Copy out the lines below word for word, leaving the pictures out of your answer.

....

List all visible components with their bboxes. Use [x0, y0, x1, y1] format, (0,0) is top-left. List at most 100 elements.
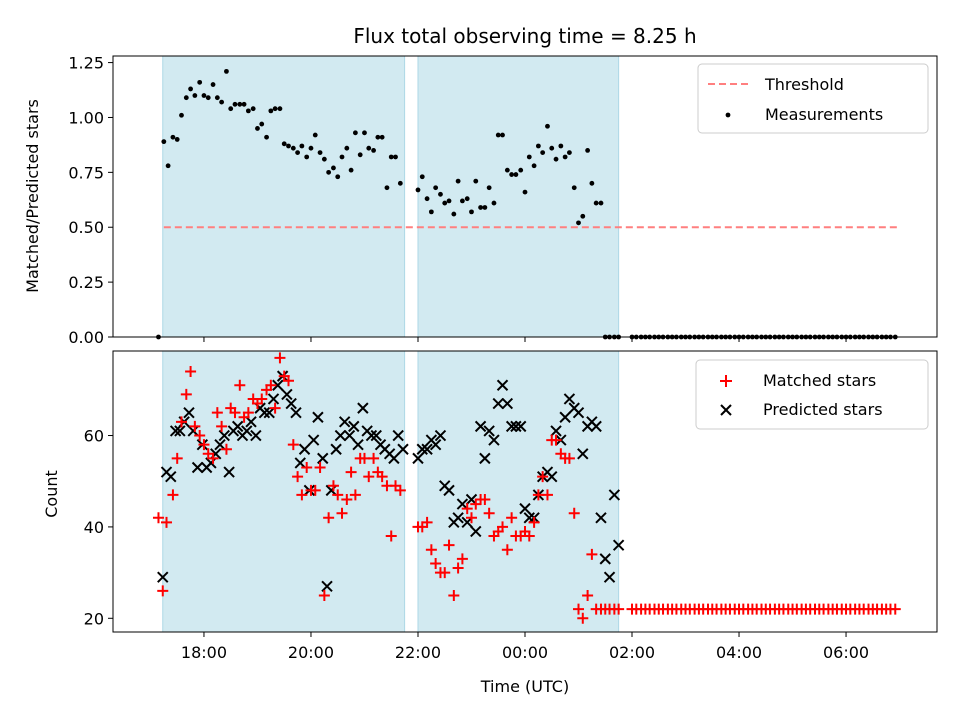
predicted-star-point: [595, 512, 607, 524]
legend-matched-swatch: [720, 375, 732, 387]
measurement-point: [290, 145, 296, 151]
matched-star-point: [341, 493, 353, 505]
predicted-star-point: [321, 580, 333, 593]
top-legend: Threshold Measurements: [697, 63, 929, 134]
matched-star-point: [256, 393, 268, 405]
predicted-star-point: [191, 461, 204, 474]
matched-star-point: [448, 589, 460, 601]
matched-star-point: [501, 544, 513, 556]
predicted-star-point: [559, 411, 571, 423]
predicted-star-point: [231, 420, 244, 433]
matched-star-points: [152, 352, 901, 624]
predicted-star-point: [267, 393, 280, 405]
predicted-star-point: [281, 388, 293, 401]
matched-star-point: [577, 612, 589, 624]
measurement-point: [446, 198, 452, 204]
matched-star-point: [550, 434, 562, 446]
measurement-point: [495, 132, 501, 138]
y-tick-label: 1.00: [68, 108, 104, 127]
matched-star-point: [327, 480, 339, 492]
matched-star-point: [425, 544, 437, 556]
matched-star-point: [301, 462, 313, 474]
measurement-point: [384, 185, 390, 191]
bottom-legend: Matched stars Predicted stars: [695, 359, 929, 430]
predicted-star-point: [590, 420, 602, 433]
matched-star-point: [430, 557, 442, 569]
shaded-interval: [162, 55, 406, 338]
x-axis-label: Time (UTC): [480, 677, 569, 696]
x-tick-label: 06:00: [823, 643, 869, 662]
measurement-point: [593, 200, 599, 206]
matched-star-point: [537, 471, 549, 483]
y-tick-label: 40: [84, 518, 104, 537]
y-tick-label: 0.75: [68, 163, 104, 182]
matched-star-point: [309, 484, 321, 496]
x-tick-label: 04:00: [716, 643, 762, 662]
predicted-star-point: [334, 429, 347, 442]
measurement-point: [366, 145, 372, 151]
measurement-point: [513, 172, 519, 177]
shaded-interval: [162, 350, 406, 633]
y-tick-label: 60: [84, 427, 104, 446]
measurement-point: [250, 106, 256, 112]
measurement-point: [397, 180, 403, 186]
predicted-star-point: [338, 416, 351, 428]
measurement-point: [237, 101, 243, 107]
predicted-star-point: [412, 452, 424, 465]
predicted-star-point: [452, 512, 464, 524]
top-x-ticks: [203, 337, 847, 342]
matched-star-point: [461, 503, 473, 515]
measurement-point: [571, 185, 577, 191]
y-tick-label: 20: [84, 609, 104, 628]
measurement-point: [362, 130, 367, 136]
matched-star-point: [171, 452, 183, 464]
matched-star-point: [287, 439, 299, 451]
measurement-point: [245, 108, 251, 114]
measurement-point: [428, 209, 434, 215]
matched-star-point: [216, 420, 228, 432]
predicted-star-point: [470, 525, 482, 538]
matched-star-point: [394, 484, 406, 496]
measurement-point: [473, 178, 479, 184]
predicted-star-point: [218, 429, 231, 442]
measurement-point: [580, 213, 586, 219]
measurement-point: [491, 200, 497, 206]
matched-star-point: [167, 489, 179, 501]
measurement-point: [500, 132, 505, 138]
measurement-point: [522, 189, 528, 195]
bottom-y-ticks: 20 40 60: [84, 427, 113, 628]
x-tick-label: 22:00: [395, 643, 441, 662]
measurement-point: [469, 209, 474, 215]
predicted-star-point: [343, 429, 356, 442]
measurement-point: [464, 196, 470, 202]
measurement-point: [504, 167, 510, 173]
predicted-star-point: [187, 425, 199, 437]
matched-star-point: [314, 462, 326, 474]
matched-star-point: [889, 603, 901, 615]
predicted-star-point: [307, 434, 320, 446]
matched-star-point: [421, 516, 433, 528]
predicted-star-point: [183, 406, 195, 419]
measurement-point: [509, 172, 515, 177]
measurement-point: [424, 196, 430, 202]
predicted-star-point: [421, 443, 433, 455]
predicted-star-point: [272, 379, 284, 391]
matched-star-point: [349, 489, 361, 501]
predicted-star-point: [312, 411, 324, 423]
measurement-point: [545, 123, 550, 129]
predicted-star-point: [294, 457, 306, 469]
measurement-point: [228, 106, 234, 112]
measurement-point: [277, 106, 283, 112]
top-legend-box: [697, 63, 929, 134]
predicted-star-point: [608, 489, 621, 501]
x-tick-label: 00:00: [502, 643, 548, 662]
measurement-point: [442, 200, 448, 206]
predicted-star-point: [214, 438, 226, 451]
predicted-star-point: [357, 402, 369, 414]
measurement-point: [179, 112, 184, 118]
measurement-point: [264, 134, 269, 140]
matched-star-point: [479, 493, 491, 505]
predicted-star-point: [505, 420, 518, 433]
matched-star-point: [528, 516, 540, 528]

....

**Exercise answer**
List all visible components with their bboxes. Use [x0, y0, x1, y1] format, (0,0) is top-left. List at most 100 elements.
predicted-star-point: [595, 512, 607, 524]
legend-matched-swatch: [720, 375, 732, 387]
measurement-point: [290, 145, 296, 151]
matched-star-point: [341, 493, 353, 505]
predicted-star-point: [321, 580, 333, 593]
top-legend: Threshold Measurements: [697, 63, 929, 134]
matched-star-point: [256, 393, 268, 405]
predicted-star-point: [191, 461, 204, 474]
matched-star-point: [448, 589, 460, 601]
matched-star-point: [501, 544, 513, 556]
predicted-star-point: [559, 411, 571, 423]
predicted-star-point: [231, 420, 244, 433]
matched-star-points: [152, 352, 901, 624]
predicted-star-point: [267, 393, 280, 405]
predicted-star-point: [281, 388, 293, 401]
matched-star-point: [577, 612, 589, 624]
measurement-point: [446, 198, 452, 204]
matched-star-point: [550, 434, 562, 446]
measurement-point: [495, 132, 501, 138]
y-tick-label: 1.00: [68, 108, 104, 127]
matched-star-point: [327, 480, 339, 492]
matched-star-point: [425, 544, 437, 556]
matched-star-point: [301, 462, 313, 474]
measurement-point: [384, 185, 390, 191]
bottom-legend: Matched stars Predicted stars: [695, 359, 929, 430]
predicted-star-point: [590, 420, 602, 433]
matched-star-point: [430, 557, 442, 569]
shaded-interval: [162, 55, 406, 338]
x-axis-label: Time (UTC): [480, 677, 569, 696]
x-tick-label: 06:00: [823, 643, 869, 662]
measurement-point: [593, 200, 599, 206]
matched-star-point: [537, 471, 549, 483]
y-tick-label: 40: [84, 518, 104, 537]
y-tick-label: 0.75: [68, 163, 104, 182]
matched-star-point: [309, 484, 321, 496]
x-tick-label: 04:00: [716, 643, 762, 662]
predicted-star-point: [334, 429, 347, 442]
measurement-point: [366, 145, 372, 151]
measurement-point: [513, 172, 519, 177]
shaded-interval: [162, 350, 406, 633]
y-tick-label: 60: [84, 427, 104, 446]
measurement-point: [250, 106, 256, 112]
measurement-point: [397, 180, 403, 186]
predicted-star-point: [338, 416, 351, 428]
measurement-point: [237, 101, 243, 107]
predicted-star-point: [412, 452, 424, 465]
predicted-star-point: [452, 512, 464, 524]
top-x-ticks: [203, 337, 847, 342]
matched-star-point: [461, 503, 473, 515]
measurement-point: [571, 185, 577, 191]
y-tick-label: 20: [84, 609, 104, 628]
measurement-point: [362, 130, 367, 136]
matched-star-point: [171, 452, 183, 464]
matched-star-point: [287, 439, 299, 451]
measurement-point: [245, 108, 251, 114]
measurement-point: [428, 209, 434, 215]
matched-star-point: [216, 420, 228, 432]
predicted-star-point: [470, 525, 482, 538]
matched-star-point: [394, 484, 406, 496]
measurement-point: [473, 178, 479, 184]
predicted-star-point: [218, 429, 231, 442]
measurement-point: [580, 213, 586, 219]
measurement-point: [491, 200, 497, 206]
matched-star-point: [167, 489, 179, 501]
measurement-point: [500, 132, 505, 138]
measurement-point: [522, 189, 528, 195]
bottom-y-ticks: 20 40 60: [84, 427, 113, 628]
x-tick-label: 22:00: [395, 643, 441, 662]
measurement-point: [469, 209, 474, 215]
predicted-star-point: [343, 429, 356, 442]
measurement-point: [464, 196, 470, 202]
measurement-point: [504, 167, 510, 173]
predicted-star-point: [187, 425, 199, 437]
matched-star-point: [314, 462, 326, 474]
matched-star-point: [889, 603, 901, 615]
predicted-star-point: [307, 434, 320, 446]
matched-star-point: [421, 516, 433, 528]
predicted-star-point: [183, 406, 195, 419]
measurement-point: [509, 172, 515, 177]
measurement-point: [424, 196, 430, 202]
predicted-star-point: [421, 443, 433, 455]
predicted-star-point: [272, 379, 284, 391]
matched-star-point: [349, 489, 361, 501]
predicted-star-point: [312, 411, 324, 423]
measurement-point: [545, 123, 550, 129]
predicted-star-point: [294, 457, 306, 469]
measurement-point: [228, 106, 234, 112]
measurement-point: [277, 106, 283, 112]
top-legend-box: [697, 63, 929, 134]
predicted-star-point: [608, 489, 621, 501]
x-tick-label: 00:00: [502, 643, 548, 662]
measurement-point: [442, 200, 448, 206]
predicted-star-point: [214, 438, 226, 451]
predicted-star-point: [357, 402, 369, 414]
measurement-point: [179, 112, 184, 118]
measurement-point: [264, 134, 269, 140]
matched-star-point: [479, 493, 491, 505]
predicted-star-point: [505, 420, 518, 433]
matched-star-point: [528, 516, 540, 528]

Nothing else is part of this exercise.